** begin **
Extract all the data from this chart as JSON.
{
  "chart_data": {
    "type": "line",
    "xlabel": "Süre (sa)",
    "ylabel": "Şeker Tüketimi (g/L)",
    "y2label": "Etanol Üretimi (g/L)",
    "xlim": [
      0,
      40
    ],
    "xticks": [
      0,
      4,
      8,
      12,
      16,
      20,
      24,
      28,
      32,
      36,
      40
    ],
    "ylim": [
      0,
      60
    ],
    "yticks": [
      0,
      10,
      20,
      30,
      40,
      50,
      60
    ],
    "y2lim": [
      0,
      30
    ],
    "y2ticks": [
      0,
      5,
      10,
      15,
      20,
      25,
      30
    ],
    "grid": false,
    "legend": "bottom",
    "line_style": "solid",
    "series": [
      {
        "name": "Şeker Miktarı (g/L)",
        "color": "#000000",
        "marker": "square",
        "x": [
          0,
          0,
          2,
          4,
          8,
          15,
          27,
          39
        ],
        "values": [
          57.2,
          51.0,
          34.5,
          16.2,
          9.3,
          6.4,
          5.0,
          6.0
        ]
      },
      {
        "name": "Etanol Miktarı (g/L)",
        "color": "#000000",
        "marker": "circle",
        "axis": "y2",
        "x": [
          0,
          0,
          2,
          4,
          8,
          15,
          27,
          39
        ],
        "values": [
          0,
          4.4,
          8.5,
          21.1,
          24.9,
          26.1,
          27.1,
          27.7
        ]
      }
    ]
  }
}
** end **
Your task –
Copy every record above exactly as it appears.

Answer to the task –
Extract all the data from this chart as JSON.
{
  "chart_data": {
    "type": "line",
    "xlabel": "Süre (sa)",
    "ylabel": "Şeker Tüketimi (g/L)",
    "y2label": "Etanol Üretimi (g/L)",
    "xlim": [
      0,
      40
    ],
    "xticks": [
      0,
      4,
      8,
      12,
      16,
      20,
      24,
      28,
      32,
      36,
      40
    ],
    "ylim": [
      0,
      60
    ],
    "yticks": [
      0,
      10,
      20,
      30,
      40,
      50,
      60
    ],
    "y2lim": [
      0,
      30
    ],
    "y2ticks": [
      0,
      5,
      10,
      15,
      20,
      25,
      30
    ],
    "grid": false,
    "legend": "bottom",
    "line_style": "solid",
    "series": [
      {
        "name": "Şeker Miktarı (g/L)",
        "color": "#000000",
        "marker": "square",
        "x": [
          0,
          0,
          2,
          4,
          8,
          15,
          27,
          39
        ],
        "values": [
          57.2,
          51.0,
          34.5,
          16.2,
          9.3,
          6.4,
          5.0,
          6.0
        ]
      },
      {
        "name": "Etanol Miktarı (g/L)",
        "color": "#000000",
        "marker": "circle",
        "axis": "y2",
        "x": [
          0,
          0,
          2,
          4,
          8,
          15,
          27,
          39
        ],
        "values": [
          0,
          4.4,
          8.5,
          21.1,
          24.9,
          26.1,
          27.1,
          27.7
        ]
      }
    ]
  }
}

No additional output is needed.